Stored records
------------------------

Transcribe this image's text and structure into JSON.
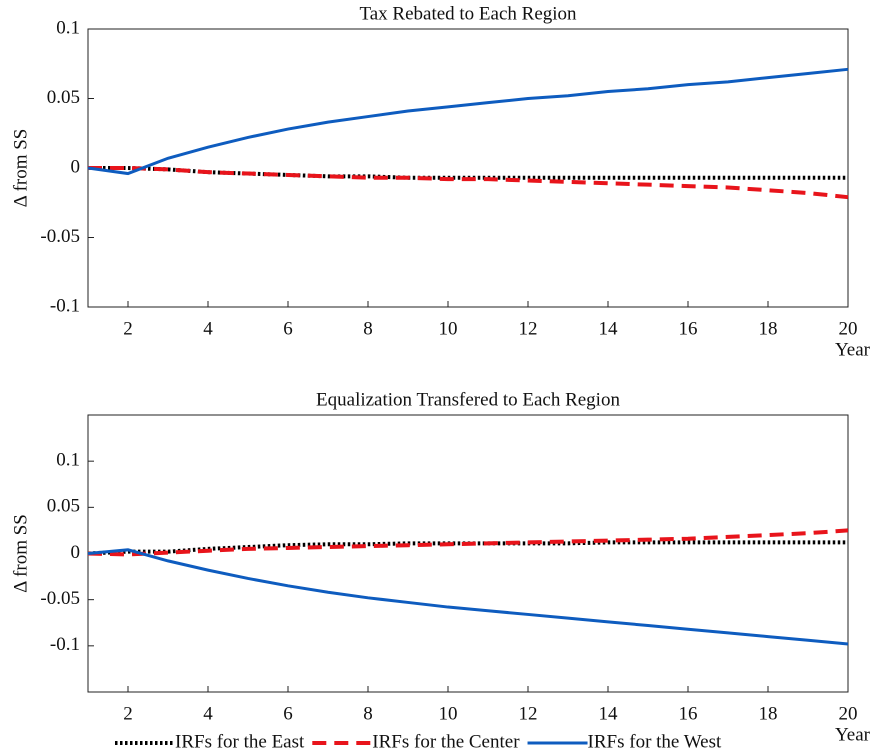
{
  "chart_data": [
    {
      "type": "line",
      "title": "Tax Rebated to Each Region",
      "y_label": "Δ from SS",
      "x_label": "Year",
      "x": [
        1,
        2,
        3,
        4,
        5,
        6,
        7,
        8,
        9,
        10,
        11,
        12,
        13,
        14,
        15,
        16,
        17,
        18,
        19,
        20
      ],
      "xlim": [
        1,
        20
      ],
      "xticks": [
        2,
        4,
        6,
        8,
        10,
        12,
        14,
        16,
        18,
        20
      ],
      "ylim": [
        -0.1,
        0.1
      ],
      "yticks": [
        -0.1,
        -0.05,
        0,
        0.05,
        0.1
      ],
      "series": [
        {
          "name": "IRFs for the East",
          "color": "#000000",
          "linestyle": "dotted",
          "values": [
            0,
            0,
            -0.001,
            -0.003,
            -0.004,
            -0.005,
            -0.006,
            -0.006,
            -0.007,
            -0.007,
            -0.007,
            -0.007,
            -0.007,
            -0.007,
            -0.007,
            -0.007,
            -0.007,
            -0.007,
            -0.007,
            -0.007
          ]
        },
        {
          "name": "IRFs for the Center",
          "color": "#e8141b",
          "linestyle": "dashed",
          "values": [
            0,
            0,
            -0.001,
            -0.003,
            -0.004,
            -0.005,
            -0.006,
            -0.007,
            -0.007,
            -0.008,
            -0.008,
            -0.009,
            -0.01,
            -0.011,
            -0.012,
            -0.013,
            -0.014,
            -0.016,
            -0.018,
            -0.021
          ]
        },
        {
          "name": "IRFs for the West",
          "color": "#0e5cbf",
          "linestyle": "solid",
          "values": [
            0,
            -0.004,
            0.007,
            0.015,
            0.022,
            0.028,
            0.033,
            0.037,
            0.041,
            0.044,
            0.047,
            0.05,
            0.052,
            0.055,
            0.057,
            0.06,
            0.062,
            0.065,
            0.068,
            0.071
          ]
        }
      ]
    },
    {
      "type": "line",
      "title": "Equalization Transfered to Each Region",
      "y_label": "Δ from SS",
      "x_label": "Year",
      "x": [
        1,
        2,
        3,
        4,
        5,
        6,
        7,
        8,
        9,
        10,
        11,
        12,
        13,
        14,
        15,
        16,
        17,
        18,
        19,
        20
      ],
      "xlim": [
        1,
        20
      ],
      "xticks": [
        2,
        4,
        6,
        8,
        10,
        12,
        14,
        16,
        18,
        20
      ],
      "ylim": [
        -0.15,
        0.15
      ],
      "yticks": [
        -0.1,
        -0.05,
        0,
        0.05,
        0.1
      ],
      "series": [
        {
          "name": "IRFs for the East",
          "color": "#000000",
          "linestyle": "dotted",
          "values": [
            0,
            0.002,
            0.002,
            0.005,
            0.007,
            0.009,
            0.01,
            0.01,
            0.011,
            0.011,
            0.011,
            0.011,
            0.011,
            0.012,
            0.012,
            0.012,
            0.012,
            0.012,
            0.012,
            0.012
          ]
        },
        {
          "name": "IRFs for the Center",
          "color": "#e8141b",
          "linestyle": "dashed",
          "values": [
            0,
            -0.001,
            0.001,
            0.003,
            0.005,
            0.006,
            0.007,
            0.008,
            0.009,
            0.01,
            0.011,
            0.012,
            0.013,
            0.014,
            0.015,
            0.016,
            0.018,
            0.02,
            0.022,
            0.025
          ]
        },
        {
          "name": "IRFs for the West",
          "color": "#0e5cbf",
          "linestyle": "solid",
          "values": [
            0,
            0.004,
            -0.008,
            -0.018,
            -0.027,
            -0.035,
            -0.042,
            -0.048,
            -0.053,
            -0.058,
            -0.062,
            -0.066,
            -0.07,
            -0.074,
            -0.078,
            -0.082,
            -0.086,
            -0.09,
            -0.094,
            -0.098
          ]
        }
      ]
    }
  ]
}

------------------------

## WHAT IS NEEDED
Copy each line of the records precisely and drop any images they hold.

## TASK RESPONSE
Transcribe this image's text and structure into JSON.
{
  "chart_data": [
    {
      "type": "line",
      "title": "Tax Rebated to Each Region",
      "y_label": "Δ from SS",
      "x_label": "Year",
      "x": [
        1,
        2,
        3,
        4,
        5,
        6,
        7,
        8,
        9,
        10,
        11,
        12,
        13,
        14,
        15,
        16,
        17,
        18,
        19,
        20
      ],
      "xlim": [
        1,
        20
      ],
      "xticks": [
        2,
        4,
        6,
        8,
        10,
        12,
        14,
        16,
        18,
        20
      ],
      "ylim": [
        -0.1,
        0.1
      ],
      "yticks": [
        -0.1,
        -0.05,
        0,
        0.05,
        0.1
      ],
      "series": [
        {
          "name": "IRFs for the East",
          "color": "#000000",
          "linestyle": "dotted",
          "values": [
            0,
            0,
            -0.001,
            -0.003,
            -0.004,
            -0.005,
            -0.006,
            -0.006,
            -0.007,
            -0.007,
            -0.007,
            -0.007,
            -0.007,
            -0.007,
            -0.007,
            -0.007,
            -0.007,
            -0.007,
            -0.007,
            -0.007
          ]
        },
        {
          "name": "IRFs for the Center",
          "color": "#e8141b",
          "linestyle": "dashed",
          "values": [
            0,
            0,
            -0.001,
            -0.003,
            -0.004,
            -0.005,
            -0.006,
            -0.007,
            -0.007,
            -0.008,
            -0.008,
            -0.009,
            -0.01,
            -0.011,
            -0.012,
            -0.013,
            -0.014,
            -0.016,
            -0.018,
            -0.021
          ]
        },
        {
          "name": "IRFs for the West",
          "color": "#0e5cbf",
          "linestyle": "solid",
          "values": [
            0,
            -0.004,
            0.007,
            0.015,
            0.022,
            0.028,
            0.033,
            0.037,
            0.041,
            0.044,
            0.047,
            0.05,
            0.052,
            0.055,
            0.057,
            0.06,
            0.062,
            0.065,
            0.068,
            0.071
          ]
        }
      ]
    },
    {
      "type": "line",
      "title": "Equalization Transfered to Each Region",
      "y_label": "Δ from SS",
      "x_label": "Year",
      "x": [
        1,
        2,
        3,
        4,
        5,
        6,
        7,
        8,
        9,
        10,
        11,
        12,
        13,
        14,
        15,
        16,
        17,
        18,
        19,
        20
      ],
      "xlim": [
        1,
        20
      ],
      "xticks": [
        2,
        4,
        6,
        8,
        10,
        12,
        14,
        16,
        18,
        20
      ],
      "ylim": [
        -0.15,
        0.15
      ],
      "yticks": [
        -0.1,
        -0.05,
        0,
        0.05,
        0.1
      ],
      "series": [
        {
          "name": "IRFs for the East",
          "color": "#000000",
          "linestyle": "dotted",
          "values": [
            0,
            0.002,
            0.002,
            0.005,
            0.007,
            0.009,
            0.01,
            0.01,
            0.011,
            0.011,
            0.011,
            0.011,
            0.011,
            0.012,
            0.012,
            0.012,
            0.012,
            0.012,
            0.012,
            0.012
          ]
        },
        {
          "name": "IRFs for the Center",
          "color": "#e8141b",
          "linestyle": "dashed",
          "values": [
            0,
            -0.001,
            0.001,
            0.003,
            0.005,
            0.006,
            0.007,
            0.008,
            0.009,
            0.01,
            0.011,
            0.012,
            0.013,
            0.014,
            0.015,
            0.016,
            0.018,
            0.02,
            0.022,
            0.025
          ]
        },
        {
          "name": "IRFs for the West",
          "color": "#0e5cbf",
          "linestyle": "solid",
          "values": [
            0,
            0.004,
            -0.008,
            -0.018,
            -0.027,
            -0.035,
            -0.042,
            -0.048,
            -0.053,
            -0.058,
            -0.062,
            -0.066,
            -0.07,
            -0.074,
            -0.078,
            -0.082,
            -0.086,
            -0.09,
            -0.094,
            -0.098
          ]
        }
      ]
    }
  ]
}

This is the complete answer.